**Work to be completed:** Pull out every line below that holds the word "columns".

**Extracted material:**
● ● ● ● ● ● ●
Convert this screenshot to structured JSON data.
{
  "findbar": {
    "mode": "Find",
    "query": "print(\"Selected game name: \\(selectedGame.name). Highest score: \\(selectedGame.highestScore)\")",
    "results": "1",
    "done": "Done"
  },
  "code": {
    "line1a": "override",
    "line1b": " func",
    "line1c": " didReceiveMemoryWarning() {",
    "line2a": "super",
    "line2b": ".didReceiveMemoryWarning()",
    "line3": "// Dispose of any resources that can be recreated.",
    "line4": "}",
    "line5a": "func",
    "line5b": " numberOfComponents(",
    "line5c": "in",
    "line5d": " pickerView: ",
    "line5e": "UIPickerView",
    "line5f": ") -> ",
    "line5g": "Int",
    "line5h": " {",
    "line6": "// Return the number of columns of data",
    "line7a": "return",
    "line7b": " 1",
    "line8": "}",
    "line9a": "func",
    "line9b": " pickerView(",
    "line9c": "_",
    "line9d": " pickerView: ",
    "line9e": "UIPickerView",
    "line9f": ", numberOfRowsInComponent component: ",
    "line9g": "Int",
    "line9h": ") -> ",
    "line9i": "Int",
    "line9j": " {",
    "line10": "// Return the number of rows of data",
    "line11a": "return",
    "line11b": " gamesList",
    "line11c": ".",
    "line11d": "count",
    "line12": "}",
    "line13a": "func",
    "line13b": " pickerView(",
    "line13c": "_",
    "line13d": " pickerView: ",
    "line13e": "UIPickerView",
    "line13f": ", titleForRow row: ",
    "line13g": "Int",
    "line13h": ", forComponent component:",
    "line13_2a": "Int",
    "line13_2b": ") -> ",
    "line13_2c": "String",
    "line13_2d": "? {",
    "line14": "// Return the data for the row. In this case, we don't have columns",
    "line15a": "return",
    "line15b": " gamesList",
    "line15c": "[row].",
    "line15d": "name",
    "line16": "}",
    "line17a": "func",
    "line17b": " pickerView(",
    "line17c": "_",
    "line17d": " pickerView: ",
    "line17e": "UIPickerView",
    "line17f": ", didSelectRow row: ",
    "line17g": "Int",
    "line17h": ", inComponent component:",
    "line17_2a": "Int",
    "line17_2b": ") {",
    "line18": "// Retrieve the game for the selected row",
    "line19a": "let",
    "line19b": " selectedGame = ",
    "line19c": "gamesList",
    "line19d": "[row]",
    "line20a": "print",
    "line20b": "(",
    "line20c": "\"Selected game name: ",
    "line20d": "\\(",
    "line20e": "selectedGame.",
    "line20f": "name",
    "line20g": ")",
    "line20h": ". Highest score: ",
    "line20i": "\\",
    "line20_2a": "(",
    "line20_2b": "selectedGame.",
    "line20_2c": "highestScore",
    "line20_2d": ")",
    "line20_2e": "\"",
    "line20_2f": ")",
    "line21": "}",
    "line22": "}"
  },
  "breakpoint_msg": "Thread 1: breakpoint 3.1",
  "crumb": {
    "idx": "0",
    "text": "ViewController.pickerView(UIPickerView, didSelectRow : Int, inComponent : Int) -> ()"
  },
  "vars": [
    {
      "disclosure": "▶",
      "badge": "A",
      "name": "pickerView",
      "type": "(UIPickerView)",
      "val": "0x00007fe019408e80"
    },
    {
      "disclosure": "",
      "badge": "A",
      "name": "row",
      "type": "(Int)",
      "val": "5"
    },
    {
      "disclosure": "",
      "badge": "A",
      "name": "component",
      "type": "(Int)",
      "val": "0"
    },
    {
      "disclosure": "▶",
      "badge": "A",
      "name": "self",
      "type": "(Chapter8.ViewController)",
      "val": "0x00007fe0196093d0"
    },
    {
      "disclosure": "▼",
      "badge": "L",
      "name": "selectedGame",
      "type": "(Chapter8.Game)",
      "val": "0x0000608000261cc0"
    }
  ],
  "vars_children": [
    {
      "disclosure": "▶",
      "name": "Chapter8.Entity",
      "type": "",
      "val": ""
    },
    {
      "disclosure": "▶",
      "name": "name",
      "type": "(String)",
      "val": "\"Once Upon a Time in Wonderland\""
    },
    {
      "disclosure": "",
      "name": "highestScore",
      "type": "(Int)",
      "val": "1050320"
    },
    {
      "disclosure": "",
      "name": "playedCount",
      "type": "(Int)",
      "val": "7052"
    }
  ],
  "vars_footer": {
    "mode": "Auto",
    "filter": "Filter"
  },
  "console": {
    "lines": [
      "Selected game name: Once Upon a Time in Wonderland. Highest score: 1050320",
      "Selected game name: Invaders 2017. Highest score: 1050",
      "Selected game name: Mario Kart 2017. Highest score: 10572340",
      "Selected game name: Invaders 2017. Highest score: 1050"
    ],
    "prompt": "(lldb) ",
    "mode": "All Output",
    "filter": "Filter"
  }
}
● ● ● ● ● ● ●
**Finished answer:**
    "line6": "// Return the number of columns of data",
    "line14": "// Return the data for the row. In this case, we don't have columns",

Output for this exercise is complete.